▶ Material provided:
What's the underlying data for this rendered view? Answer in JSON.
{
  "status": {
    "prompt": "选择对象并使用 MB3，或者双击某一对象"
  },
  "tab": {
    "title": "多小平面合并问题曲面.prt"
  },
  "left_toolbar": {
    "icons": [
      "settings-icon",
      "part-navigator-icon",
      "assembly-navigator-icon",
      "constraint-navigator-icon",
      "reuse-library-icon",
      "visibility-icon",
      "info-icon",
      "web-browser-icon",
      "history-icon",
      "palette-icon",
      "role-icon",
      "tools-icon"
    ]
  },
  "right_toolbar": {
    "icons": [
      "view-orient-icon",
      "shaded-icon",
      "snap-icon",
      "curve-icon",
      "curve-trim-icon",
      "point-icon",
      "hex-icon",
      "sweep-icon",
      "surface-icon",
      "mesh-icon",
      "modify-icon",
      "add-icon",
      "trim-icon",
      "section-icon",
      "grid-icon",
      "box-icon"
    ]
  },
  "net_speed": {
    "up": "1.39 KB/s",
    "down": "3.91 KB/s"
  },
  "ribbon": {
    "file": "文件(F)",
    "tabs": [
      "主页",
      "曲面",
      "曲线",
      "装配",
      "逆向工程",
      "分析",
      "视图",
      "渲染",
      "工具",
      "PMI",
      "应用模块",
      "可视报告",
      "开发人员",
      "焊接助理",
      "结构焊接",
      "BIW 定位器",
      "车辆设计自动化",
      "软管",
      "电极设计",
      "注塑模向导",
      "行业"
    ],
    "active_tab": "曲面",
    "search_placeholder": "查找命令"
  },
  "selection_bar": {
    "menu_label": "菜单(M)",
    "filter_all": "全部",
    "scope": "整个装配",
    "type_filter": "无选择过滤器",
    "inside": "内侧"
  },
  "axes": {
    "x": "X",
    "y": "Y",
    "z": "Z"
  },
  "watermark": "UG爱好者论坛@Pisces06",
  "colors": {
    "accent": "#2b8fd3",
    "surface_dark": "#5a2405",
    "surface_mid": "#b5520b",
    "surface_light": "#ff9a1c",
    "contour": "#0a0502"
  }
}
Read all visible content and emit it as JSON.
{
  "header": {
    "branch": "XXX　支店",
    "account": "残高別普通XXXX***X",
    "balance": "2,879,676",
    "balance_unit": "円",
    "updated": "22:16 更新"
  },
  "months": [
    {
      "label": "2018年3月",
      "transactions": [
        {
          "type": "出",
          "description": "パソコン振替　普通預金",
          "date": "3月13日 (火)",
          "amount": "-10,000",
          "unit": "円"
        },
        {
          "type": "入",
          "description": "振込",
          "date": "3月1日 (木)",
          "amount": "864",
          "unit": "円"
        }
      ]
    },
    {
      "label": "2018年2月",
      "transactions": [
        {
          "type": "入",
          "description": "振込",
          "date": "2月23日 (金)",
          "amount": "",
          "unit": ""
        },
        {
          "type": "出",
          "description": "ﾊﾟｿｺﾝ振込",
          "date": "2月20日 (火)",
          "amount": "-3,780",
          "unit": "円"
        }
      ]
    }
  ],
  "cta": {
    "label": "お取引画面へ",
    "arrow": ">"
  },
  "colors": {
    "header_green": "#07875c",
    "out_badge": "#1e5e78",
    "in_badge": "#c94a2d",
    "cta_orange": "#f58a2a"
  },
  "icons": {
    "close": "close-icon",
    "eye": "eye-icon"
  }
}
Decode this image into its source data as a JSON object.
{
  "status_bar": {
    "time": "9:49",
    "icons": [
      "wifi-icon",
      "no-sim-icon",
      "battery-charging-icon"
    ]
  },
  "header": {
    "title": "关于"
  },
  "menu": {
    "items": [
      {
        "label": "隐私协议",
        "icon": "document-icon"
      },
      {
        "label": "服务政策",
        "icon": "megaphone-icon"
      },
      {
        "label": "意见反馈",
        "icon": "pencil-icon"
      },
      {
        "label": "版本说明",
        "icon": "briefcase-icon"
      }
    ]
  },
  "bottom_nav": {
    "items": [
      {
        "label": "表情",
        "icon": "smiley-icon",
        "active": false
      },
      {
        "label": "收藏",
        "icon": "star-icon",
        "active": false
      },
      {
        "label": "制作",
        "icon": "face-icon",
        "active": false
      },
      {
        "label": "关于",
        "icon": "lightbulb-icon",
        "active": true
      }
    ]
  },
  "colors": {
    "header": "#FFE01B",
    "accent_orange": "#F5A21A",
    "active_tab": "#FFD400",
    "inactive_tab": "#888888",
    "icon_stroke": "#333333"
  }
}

▶ Exercise requirements: Every entry must be output again, exactly as written above.

▶ Answer in full:
What's the underlying data for this rendered view? Answer in JSON.
{
  "status": {
    "prompt": "选择对象并使用 MB3，或者双击某一对象"
  },
  "tab": {
    "title": "多小平面合并问题曲面.prt"
  },
  "left_toolbar": {
    "icons": [
      "settings-icon",
      "part-navigator-icon",
      "assembly-navigator-icon",
      "constraint-navigator-icon",
      "reuse-library-icon",
      "visibility-icon",
      "info-icon",
      "web-browser-icon",
      "history-icon",
      "palette-icon",
      "role-icon",
      "tools-icon"
    ]
  },
  "right_toolbar": {
    "icons": [
      "view-orient-icon",
      "shaded-icon",
      "snap-icon",
      "curve-icon",
      "curve-trim-icon",
      "point-icon",
      "hex-icon",
      "sweep-icon",
      "surface-icon",
      "mesh-icon",
      "modify-icon",
      "add-icon",
      "trim-icon",
      "section-icon",
      "grid-icon",
      "box-icon"
    ]
  },
  "net_speed": {
    "up": "1.39 KB/s",
    "down": "3.91 KB/s"
  },
  "ribbon": {
    "file": "文件(F)",
    "tabs": [
      "主页",
      "曲面",
      "曲线",
      "装配",
      "逆向工程",
      "分析",
      "视图",
      "渲染",
      "工具",
      "PMI",
      "应用模块",
      "可视报告",
      "开发人员",
      "焊接助理",
      "结构焊接",
      "BIW 定位器",
      "车辆设计自动化",
      "软管",
      "电极设计",
      "注塑模向导",
      "行业"
    ],
    "active_tab": "曲面",
    "search_placeholder": "查找命令"
  },
  "selection_bar": {
    "menu_label": "菜单(M)",
    "filter_all": "全部",
    "scope": "整个装配",
    "type_filter": "无选择过滤器",
    "inside": "内侧"
  },
  "axes": {
    "x": "X",
    "y": "Y",
    "z": "Z"
  },
  "watermark": "UG爱好者论坛@Pisces06",
  "colors": {
    "accent": "#2b8fd3",
    "surface_dark": "#5a2405",
    "surface_mid": "#b5520b",
    "surface_light": "#ff9a1c",
    "contour": "#0a0502"
  }
}
Read all visible content and emit it as JSON.
{
  "header": {
    "branch": "XXX　支店",
    "account": "残高別普通XXXX***X",
    "balance": "2,879,676",
    "balance_unit": "円",
    "updated": "22:16 更新"
  },
  "months": [
    {
      "label": "2018年3月",
      "transactions": [
        {
          "type": "出",
          "description": "パソコン振替　普通預金",
          "date": "3月13日 (火)",
          "amount": "-10,000",
          "unit": "円"
        },
        {
          "type": "入",
          "description": "振込",
          "date": "3月1日 (木)",
          "amount": "864",
          "unit": "円"
        }
      ]
    },
    {
      "label": "2018年2月",
      "transactions": [
        {
          "type": "入",
          "description": "振込",
          "date": "2月23日 (金)",
          "amount": "",
          "unit": ""
        },
        {
          "type": "出",
          "description": "ﾊﾟｿｺﾝ振込",
          "date": "2月20日 (火)",
          "amount": "-3,780",
          "unit": "円"
        }
      ]
    }
  ],
  "cta": {
    "label": "お取引画面へ",
    "arrow": ">"
  },
  "colors": {
    "header_green": "#07875c",
    "out_badge": "#1e5e78",
    "in_badge": "#c94a2d",
    "cta_orange": "#f58a2a"
  },
  "icons": {
    "close": "close-icon",
    "eye": "eye-icon"
  }
}
Decode this image into its source data as a JSON object.
{
  "status_bar": {
    "time": "9:49",
    "icons": [
      "wifi-icon",
      "no-sim-icon",
      "battery-charging-icon"
    ]
  },
  "header": {
    "title": "关于"
  },
  "menu": {
    "items": [
      {
        "label": "隐私协议",
        "icon": "document-icon"
      },
      {
        "label": "服务政策",
        "icon": "megaphone-icon"
      },
      {
        "label": "意见反馈",
        "icon": "pencil-icon"
      },
      {
        "label": "版本说明",
        "icon": "briefcase-icon"
      }
    ]
  },
  "bottom_nav": {
    "items": [
      {
        "label": "表情",
        "icon": "smiley-icon",
        "active": false
      },
      {
        "label": "收藏",
        "icon": "star-icon",
        "active": false
      },
      {
        "label": "制作",
        "icon": "face-icon",
        "active": false
      },
      {
        "label": "关于",
        "icon": "lightbulb-icon",
        "active": true
      }
    ]
  },
  "colors": {
    "header": "#FFE01B",
    "accent_orange": "#F5A21A",
    "active_tab": "#FFD400",
    "inactive_tab": "#888888",
    "icon_stroke": "#333333"
  }
}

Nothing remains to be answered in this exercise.